## Aim of the exercise
The records are to be repeated in full. Every line must match.

## Excerpts from a figure dataset
+-------+
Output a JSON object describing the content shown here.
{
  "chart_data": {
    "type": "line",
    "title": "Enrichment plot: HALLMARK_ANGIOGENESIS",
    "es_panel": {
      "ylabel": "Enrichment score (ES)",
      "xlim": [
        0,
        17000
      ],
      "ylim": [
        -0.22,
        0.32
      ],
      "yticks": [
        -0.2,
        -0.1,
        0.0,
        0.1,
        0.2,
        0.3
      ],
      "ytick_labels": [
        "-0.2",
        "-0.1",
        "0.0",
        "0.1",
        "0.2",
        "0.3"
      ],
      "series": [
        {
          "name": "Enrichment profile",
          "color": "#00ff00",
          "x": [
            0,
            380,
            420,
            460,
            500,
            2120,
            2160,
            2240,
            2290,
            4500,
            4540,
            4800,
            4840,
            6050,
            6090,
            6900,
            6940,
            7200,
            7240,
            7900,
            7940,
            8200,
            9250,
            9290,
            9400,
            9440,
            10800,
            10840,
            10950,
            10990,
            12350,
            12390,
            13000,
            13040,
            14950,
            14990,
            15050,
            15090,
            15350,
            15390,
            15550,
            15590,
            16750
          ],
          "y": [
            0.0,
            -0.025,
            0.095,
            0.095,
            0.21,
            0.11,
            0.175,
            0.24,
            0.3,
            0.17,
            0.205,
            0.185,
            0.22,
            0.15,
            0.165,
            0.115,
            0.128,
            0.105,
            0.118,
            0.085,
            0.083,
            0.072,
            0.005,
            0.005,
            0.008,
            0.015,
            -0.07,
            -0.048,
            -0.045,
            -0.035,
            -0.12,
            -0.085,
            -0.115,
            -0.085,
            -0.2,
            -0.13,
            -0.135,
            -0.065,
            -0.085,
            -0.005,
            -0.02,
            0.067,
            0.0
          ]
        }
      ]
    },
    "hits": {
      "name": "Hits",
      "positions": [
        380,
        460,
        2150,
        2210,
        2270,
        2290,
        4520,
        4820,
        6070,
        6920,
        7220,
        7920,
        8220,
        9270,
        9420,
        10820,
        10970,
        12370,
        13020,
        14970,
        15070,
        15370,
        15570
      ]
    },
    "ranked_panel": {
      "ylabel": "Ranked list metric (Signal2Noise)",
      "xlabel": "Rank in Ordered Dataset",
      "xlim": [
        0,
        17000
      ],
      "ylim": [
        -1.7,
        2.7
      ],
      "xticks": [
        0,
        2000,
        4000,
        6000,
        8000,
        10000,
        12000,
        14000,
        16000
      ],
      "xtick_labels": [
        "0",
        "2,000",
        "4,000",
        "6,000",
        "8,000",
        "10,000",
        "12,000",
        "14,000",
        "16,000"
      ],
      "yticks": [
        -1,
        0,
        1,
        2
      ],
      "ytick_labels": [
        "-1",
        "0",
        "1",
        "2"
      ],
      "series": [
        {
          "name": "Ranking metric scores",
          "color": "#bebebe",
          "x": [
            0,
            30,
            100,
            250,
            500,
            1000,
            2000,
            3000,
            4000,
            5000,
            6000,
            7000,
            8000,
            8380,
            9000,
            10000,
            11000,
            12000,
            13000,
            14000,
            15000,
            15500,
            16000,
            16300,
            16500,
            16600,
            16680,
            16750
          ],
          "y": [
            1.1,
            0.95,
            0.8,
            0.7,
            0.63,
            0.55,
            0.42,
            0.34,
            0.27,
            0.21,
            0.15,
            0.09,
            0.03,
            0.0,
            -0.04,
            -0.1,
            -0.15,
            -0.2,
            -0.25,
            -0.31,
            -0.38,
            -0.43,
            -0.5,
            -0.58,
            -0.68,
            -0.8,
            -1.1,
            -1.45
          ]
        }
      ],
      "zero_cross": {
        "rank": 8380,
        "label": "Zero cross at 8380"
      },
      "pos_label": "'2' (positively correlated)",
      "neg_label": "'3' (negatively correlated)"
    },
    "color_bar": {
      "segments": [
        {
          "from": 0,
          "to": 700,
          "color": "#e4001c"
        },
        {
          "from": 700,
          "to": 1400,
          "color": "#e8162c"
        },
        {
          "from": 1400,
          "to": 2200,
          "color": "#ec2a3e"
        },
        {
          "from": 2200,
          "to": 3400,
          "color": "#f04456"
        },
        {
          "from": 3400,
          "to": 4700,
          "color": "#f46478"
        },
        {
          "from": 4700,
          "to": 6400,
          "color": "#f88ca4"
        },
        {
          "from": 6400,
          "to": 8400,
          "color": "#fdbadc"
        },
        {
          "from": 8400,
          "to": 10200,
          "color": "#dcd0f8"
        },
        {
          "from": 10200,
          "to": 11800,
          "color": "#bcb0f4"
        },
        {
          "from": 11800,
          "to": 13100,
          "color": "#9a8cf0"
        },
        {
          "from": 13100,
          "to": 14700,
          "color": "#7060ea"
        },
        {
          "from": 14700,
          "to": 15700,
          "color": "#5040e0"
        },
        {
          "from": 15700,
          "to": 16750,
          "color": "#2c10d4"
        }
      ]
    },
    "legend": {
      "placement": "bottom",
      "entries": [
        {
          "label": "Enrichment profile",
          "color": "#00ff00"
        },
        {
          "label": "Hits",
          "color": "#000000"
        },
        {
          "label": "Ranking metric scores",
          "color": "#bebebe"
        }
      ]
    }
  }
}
+-------+
## Reply
Output a JSON object describing the content shown here.
{
  "chart_data": {
    "type": "line",
    "title": "Enrichment plot: HALLMARK_ANGIOGENESIS",
    "es_panel": {
      "ylabel": "Enrichment score (ES)",
      "xlim": [
        0,
        17000
      ],
      "ylim": [
        -0.22,
        0.32
      ],
      "yticks": [
        -0.2,
        -0.1,
        0.0,
        0.1,
        0.2,
        0.3
      ],
      "ytick_labels": [
        "-0.2",
        "-0.1",
        "0.0",
        "0.1",
        "0.2",
        "0.3"
      ],
      "series": [
        {
          "name": "Enrichment profile",
          "color": "#00ff00",
          "x": [
            0,
            380,
            420,
            460,
            500,
            2120,
            2160,
            2240,
            2290,
            4500,
            4540,
            4800,
            4840,
            6050,
            6090,
            6900,
            6940,
            7200,
            7240,
            7900,
            7940,
            8200,
            9250,
            9290,
            9400,
            9440,
            10800,
            10840,
            10950,
            10990,
            12350,
            12390,
            13000,
            13040,
            14950,
            14990,
            15050,
            15090,
            15350,
            15390,
            15550,
            15590,
            16750
          ],
          "y": [
            0.0,
            -0.025,
            0.095,
            0.095,
            0.21,
            0.11,
            0.175,
            0.24,
            0.3,
            0.17,
            0.205,
            0.185,
            0.22,
            0.15,
            0.165,
            0.115,
            0.128,
            0.105,
            0.118,
            0.085,
            0.083,
            0.072,
            0.005,
            0.005,
            0.008,
            0.015,
            -0.07,
            -0.048,
            -0.045,
            -0.035,
            -0.12,
            -0.085,
            -0.115,
            -0.085,
            -0.2,
            -0.13,
            -0.135,
            -0.065,
            -0.085,
            -0.005,
            -0.02,
            0.067,
            0.0
          ]
        }
      ]
    },
    "hits": {
      "name": "Hits",
      "positions": [
        380,
        460,
        2150,
        2210,
        2270,
        2290,
        4520,
        4820,
        6070,
        6920,
        7220,
        7920,
        8220,
        9270,
        9420,
        10820,
        10970,
        12370,
        13020,
        14970,
        15070,
        15370,
        15570
      ]
    },
    "ranked_panel": {
      "ylabel": "Ranked list metric (Signal2Noise)",
      "xlabel": "Rank in Ordered Dataset",
      "xlim": [
        0,
        17000
      ],
      "ylim": [
        -1.7,
        2.7
      ],
      "xticks": [
        0,
        2000,
        4000,
        6000,
        8000,
        10000,
        12000,
        14000,
        16000
      ],
      "xtick_labels": [
        "0",
        "2,000",
        "4,000",
        "6,000",
        "8,000",
        "10,000",
        "12,000",
        "14,000",
        "16,000"
      ],
      "yticks": [
        -1,
        0,
        1,
        2
      ],
      "ytick_labels": [
        "-1",
        "0",
        "1",
        "2"
      ],
      "series": [
        {
          "name": "Ranking metric scores",
          "color": "#bebebe",
          "x": [
            0,
            30,
            100,
            250,
            500,
            1000,
            2000,
            3000,
            4000,
            5000,
            6000,
            7000,
            8000,
            8380,
            9000,
            10000,
            11000,
            12000,
            13000,
            14000,
            15000,
            15500,
            16000,
            16300,
            16500,
            16600,
            16680,
            16750
          ],
          "y": [
            1.1,
            0.95,
            0.8,
            0.7,
            0.63,
            0.55,
            0.42,
            0.34,
            0.27,
            0.21,
            0.15,
            0.09,
            0.03,
            0.0,
            -0.04,
            -0.1,
            -0.15,
            -0.2,
            -0.25,
            -0.31,
            -0.38,
            -0.43,
            -0.5,
            -0.58,
            -0.68,
            -0.8,
            -1.1,
            -1.45
          ]
        }
      ],
      "zero_cross": {
        "rank": 8380,
        "label": "Zero cross at 8380"
      },
      "pos_label": "'2' (positively correlated)",
      "neg_label": "'3' (negatively correlated)"
    },
    "color_bar": {
      "segments": [
        {
          "from": 0,
          "to": 700,
          "color": "#e4001c"
        },
        {
          "from": 700,
          "to": 1400,
          "color": "#e8162c"
        },
        {
          "from": 1400,
          "to": 2200,
          "color": "#ec2a3e"
        },
        {
          "from": 2200,
          "to": 3400,
          "color": "#f04456"
        },
        {
          "from": 3400,
          "to": 4700,
          "color": "#f46478"
        },
        {
          "from": 4700,
          "to": 6400,
          "color": "#f88ca4"
        },
        {
          "from": 6400,
          "to": 8400,
          "color": "#fdbadc"
        },
        {
          "from": 8400,
          "to": 10200,
          "color": "#dcd0f8"
        },
        {
          "from": 10200,
          "to": 11800,
          "color": "#bcb0f4"
        },
        {
          "from": 11800,
          "to": 13100,
          "color": "#9a8cf0"
        },
        {
          "from": 13100,
          "to": 14700,
          "color": "#7060ea"
        },
        {
          "from": 14700,
          "to": 15700,
          "color": "#5040e0"
        },
        {
          "from": 15700,
          "to": 16750,
          "color": "#2c10d4"
        }
      ]
    },
    "legend": {
      "placement": "bottom",
      "entries": [
        {
          "label": "Enrichment profile",
          "color": "#00ff00"
        },
        {
          "label": "Hits",
          "color": "#000000"
        },
        {
          "label": "Ranking metric scores",
          "color": "#bebebe"
        }
      ]
    }
  }
}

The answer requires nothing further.